Beneath this sentence is a set of records; write each of them out exactly.

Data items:
○ ○ ○ ○ ○ ○ ○
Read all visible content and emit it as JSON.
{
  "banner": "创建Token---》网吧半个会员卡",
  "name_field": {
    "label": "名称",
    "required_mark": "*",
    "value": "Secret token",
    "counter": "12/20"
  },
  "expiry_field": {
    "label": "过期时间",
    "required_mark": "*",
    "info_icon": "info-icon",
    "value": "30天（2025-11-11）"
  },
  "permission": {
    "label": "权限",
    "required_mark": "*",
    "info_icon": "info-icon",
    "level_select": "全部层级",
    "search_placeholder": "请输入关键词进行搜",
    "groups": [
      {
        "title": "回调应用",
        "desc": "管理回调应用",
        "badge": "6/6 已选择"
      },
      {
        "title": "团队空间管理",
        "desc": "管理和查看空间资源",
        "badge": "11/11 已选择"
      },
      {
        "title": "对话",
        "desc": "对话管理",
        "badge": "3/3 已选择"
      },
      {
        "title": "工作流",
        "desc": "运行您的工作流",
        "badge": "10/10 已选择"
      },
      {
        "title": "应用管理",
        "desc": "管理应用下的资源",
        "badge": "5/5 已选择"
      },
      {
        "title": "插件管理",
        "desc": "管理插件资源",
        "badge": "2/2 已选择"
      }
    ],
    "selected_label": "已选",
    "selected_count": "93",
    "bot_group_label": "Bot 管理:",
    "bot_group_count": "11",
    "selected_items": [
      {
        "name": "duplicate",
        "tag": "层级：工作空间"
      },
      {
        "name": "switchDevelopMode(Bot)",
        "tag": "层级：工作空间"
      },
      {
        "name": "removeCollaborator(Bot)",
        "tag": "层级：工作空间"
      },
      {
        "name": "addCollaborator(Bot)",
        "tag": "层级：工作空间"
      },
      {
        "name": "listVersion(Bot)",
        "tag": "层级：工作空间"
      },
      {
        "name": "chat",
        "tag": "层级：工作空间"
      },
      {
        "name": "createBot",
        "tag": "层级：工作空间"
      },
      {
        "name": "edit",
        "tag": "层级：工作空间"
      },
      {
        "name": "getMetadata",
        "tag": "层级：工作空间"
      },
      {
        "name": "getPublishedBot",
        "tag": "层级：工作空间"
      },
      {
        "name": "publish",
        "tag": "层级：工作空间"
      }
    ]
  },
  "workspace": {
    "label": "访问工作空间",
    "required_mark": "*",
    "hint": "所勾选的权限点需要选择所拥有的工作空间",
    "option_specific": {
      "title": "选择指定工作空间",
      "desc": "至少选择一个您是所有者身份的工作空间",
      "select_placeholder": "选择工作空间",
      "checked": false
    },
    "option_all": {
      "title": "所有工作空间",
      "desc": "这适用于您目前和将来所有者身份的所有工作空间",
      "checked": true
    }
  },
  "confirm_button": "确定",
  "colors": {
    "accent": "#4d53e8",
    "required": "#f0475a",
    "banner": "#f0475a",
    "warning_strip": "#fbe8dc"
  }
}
○ ○ ○ ○ ○ ○ ○
* THE COMPLETED TASK
Read all visible content and emit it as JSON.
{
  "banner": "创建Token---》网吧半个会员卡",
  "name_field": {
    "label": "名称",
    "required_mark": "*",
    "value": "Secret token",
    "counter": "12/20"
  },
  "expiry_field": {
    "label": "过期时间",
    "required_mark": "*",
    "info_icon": "info-icon",
    "value": "30天（2025-11-11）"
  },
  "permission": {
    "label": "权限",
    "required_mark": "*",
    "info_icon": "info-icon",
    "level_select": "全部层级",
    "search_placeholder": "请输入关键词进行搜",
    "groups": [
      {
        "title": "回调应用",
        "desc": "管理回调应用",
        "badge": "6/6 已选择"
      },
      {
        "title": "团队空间管理",
        "desc": "管理和查看空间资源",
        "badge": "11/11 已选择"
      },
      {
        "title": "对话",
        "desc": "对话管理",
        "badge": "3/3 已选择"
      },
      {
        "title": "工作流",
        "desc": "运行您的工作流",
        "badge": "10/10 已选择"
      },
      {
        "title": "应用管理",
        "desc": "管理应用下的资源",
        "badge": "5/5 已选择"
      },
      {
        "title": "插件管理",
        "desc": "管理插件资源",
        "badge": "2/2 已选择"
      }
    ],
    "selected_label": "已选",
    "selected_count": "93",
    "bot_group_label": "Bot 管理:",
    "bot_group_count": "11",
    "selected_items": [
      {
        "name": "duplicate",
        "tag": "层级：工作空间"
      },
      {
        "name": "switchDevelopMode(Bot)",
        "tag": "层级：工作空间"
      },
      {
        "name": "removeCollaborator(Bot)",
        "tag": "层级：工作空间"
      },
      {
        "name": "addCollaborator(Bot)",
        "tag": "层级：工作空间"
      },
      {
        "name": "listVersion(Bot)",
        "tag": "层级：工作空间"
      },
      {
        "name": "chat",
        "tag": "层级：工作空间"
      },
      {
        "name": "createBot",
        "tag": "层级：工作空间"
      },
      {
        "name": "edit",
        "tag": "层级：工作空间"
      },
      {
        "name": "getMetadata",
        "tag": "层级：工作空间"
      },
      {
        "name": "getPublishedBot",
        "tag": "层级：工作空间"
      },
      {
        "name": "publish",
        "tag": "层级：工作空间"
      }
    ]
  },
  "workspace": {
    "label": "访问工作空间",
    "required_mark": "*",
    "hint": "所勾选的权限点需要选择所拥有的工作空间",
    "option_specific": {
      "title": "选择指定工作空间",
      "desc": "至少选择一个您是所有者身份的工作空间",
      "select_placeholder": "选择工作空间",
      "checked": false
    },
    "option_all": {
      "title": "所有工作空间",
      "desc": "这适用于您目前和将来所有者身份的所有工作空间",
      "checked": true
    }
  },
  "confirm_button": "确定",
  "colors": {
    "accent": "#4d53e8",
    "required": "#f0475a",
    "banner": "#f0475a",
    "warning_strip": "#fbe8dc"
  }
}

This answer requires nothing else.